[Extracts from a graphics dataset]
>>>
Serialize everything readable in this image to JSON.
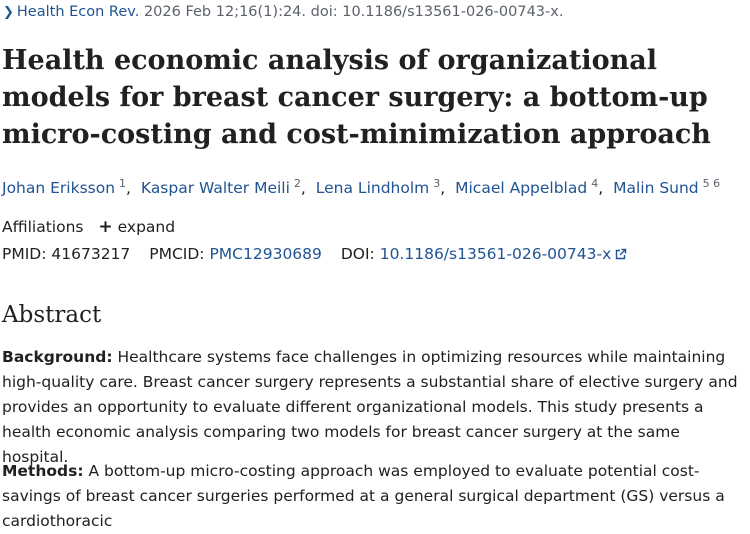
{
  "citation": {
    "journal": "Health Econ Rev.",
    "details": "2026 Feb 12;16(1):24. doi: 10.1186/s13561-026-00743-x."
  },
  "title": "Health economic analysis of organizational models for breast cancer surgery: a bottom-up micro-costing and cost-minimization approach",
  "authors": [
    {
      "name": "Johan Eriksson",
      "sup": "1"
    },
    {
      "name": "Kaspar Walter Meili",
      "sup": "2"
    },
    {
      "name": "Lena Lindholm",
      "sup": "3"
    },
    {
      "name": "Micael Appelblad",
      "sup": "4"
    },
    {
      "name": "Malin Sund",
      "sup": "5 6"
    }
  ],
  "affiliations": {
    "label": "Affiliations",
    "expand_label": "expand"
  },
  "ids": {
    "pmid_label": "PMID:",
    "pmid": "41673217",
    "pmcid_label": "PMCID:",
    "pmcid": "PMC12930689",
    "doi_label": "DOI:",
    "doi": "10.1186/s13561-026-00743-x"
  },
  "abstract": {
    "heading": "Abstract",
    "background_label": "Background:",
    "background_text": "Healthcare systems face challenges in optimizing resources while maintaining high-quality care. Breast cancer surgery represents a substantial share of elective surgery and provides an opportunity to evaluate different organizational models. This study presents a health economic analysis comparing two models for breast cancer surgery at the same hospital.",
    "methods_label": "Methods:",
    "methods_text": "A bottom-up micro-costing approach was employed to evaluate potential cost-savings of breast cancer surgeries performed at a general surgical department (GS) versus a cardiothoracic"
  },
  "colors": {
    "link": "#205493",
    "text": "#212121",
    "muted": "#5b616b"
  },
  "icons": [
    "chevron-right-icon",
    "plus-icon",
    "external-link-icon"
  ]
}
<<<
TASK GOAL -
Quote the records in full and exactly; skip any image.

SOLUTION TO THIS EXERCISE -
Serialize everything readable in this image to JSON.
{
  "citation": {
    "journal": "Health Econ Rev.",
    "details": "2026 Feb 12;16(1):24. doi: 10.1186/s13561-026-00743-x."
  },
  "title": "Health economic analysis of organizational models for breast cancer surgery: a bottom-up micro-costing and cost-minimization approach",
  "authors": [
    {
      "name": "Johan Eriksson",
      "sup": "1"
    },
    {
      "name": "Kaspar Walter Meili",
      "sup": "2"
    },
    {
      "name": "Lena Lindholm",
      "sup": "3"
    },
    {
      "name": "Micael Appelblad",
      "sup": "4"
    },
    {
      "name": "Malin Sund",
      "sup": "5 6"
    }
  ],
  "affiliations": {
    "label": "Affiliations",
    "expand_label": "expand"
  },
  "ids": {
    "pmid_label": "PMID:",
    "pmid": "41673217",
    "pmcid_label": "PMCID:",
    "pmcid": "PMC12930689",
    "doi_label": "DOI:",
    "doi": "10.1186/s13561-026-00743-x"
  },
  "abstract": {
    "heading": "Abstract",
    "background_label": "Background:",
    "background_text": "Healthcare systems face challenges in optimizing resources while maintaining high-quality care. Breast cancer surgery represents a substantial share of elective surgery and provides an opportunity to evaluate different organizational models. This study presents a health economic analysis comparing two models for breast cancer surgery at the same hospital.",
    "methods_label": "Methods:",
    "methods_text": "A bottom-up micro-costing approach was employed to evaluate potential cost-savings of breast cancer surgeries performed at a general surgical department (GS) versus a cardiothoracic"
  },
  "colors": {
    "link": "#205493",
    "text": "#212121",
    "muted": "#5b616b"
  },
  "icons": [
    "chevron-right-icon",
    "plus-icon",
    "external-link-icon"
  ]
}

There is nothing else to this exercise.